Aim:
Pull each line holding "Account" out of the entries below.

(Source records)
========

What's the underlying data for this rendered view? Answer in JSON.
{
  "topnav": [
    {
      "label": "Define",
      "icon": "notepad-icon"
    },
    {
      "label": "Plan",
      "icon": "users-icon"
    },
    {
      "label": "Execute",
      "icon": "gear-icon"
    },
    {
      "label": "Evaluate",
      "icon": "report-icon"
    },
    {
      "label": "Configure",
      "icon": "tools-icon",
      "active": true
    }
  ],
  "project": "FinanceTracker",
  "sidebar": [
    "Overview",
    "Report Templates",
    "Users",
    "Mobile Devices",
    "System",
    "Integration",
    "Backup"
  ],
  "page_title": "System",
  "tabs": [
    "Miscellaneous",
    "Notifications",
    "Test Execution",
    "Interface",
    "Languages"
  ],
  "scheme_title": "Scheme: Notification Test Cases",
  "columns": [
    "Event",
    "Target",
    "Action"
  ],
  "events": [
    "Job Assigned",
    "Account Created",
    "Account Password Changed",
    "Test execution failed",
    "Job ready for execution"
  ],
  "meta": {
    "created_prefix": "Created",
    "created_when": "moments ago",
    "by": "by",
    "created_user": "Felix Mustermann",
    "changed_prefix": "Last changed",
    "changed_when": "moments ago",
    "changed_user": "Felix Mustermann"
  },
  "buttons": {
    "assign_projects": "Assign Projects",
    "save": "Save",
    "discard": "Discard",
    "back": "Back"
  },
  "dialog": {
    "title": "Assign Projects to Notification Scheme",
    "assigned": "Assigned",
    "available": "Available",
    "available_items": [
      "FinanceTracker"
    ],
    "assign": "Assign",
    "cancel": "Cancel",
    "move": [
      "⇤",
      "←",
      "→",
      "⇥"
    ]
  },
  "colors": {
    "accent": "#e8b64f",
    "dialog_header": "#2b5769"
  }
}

========

Complete answer:
    "Account Created",
    "Account Password Changed",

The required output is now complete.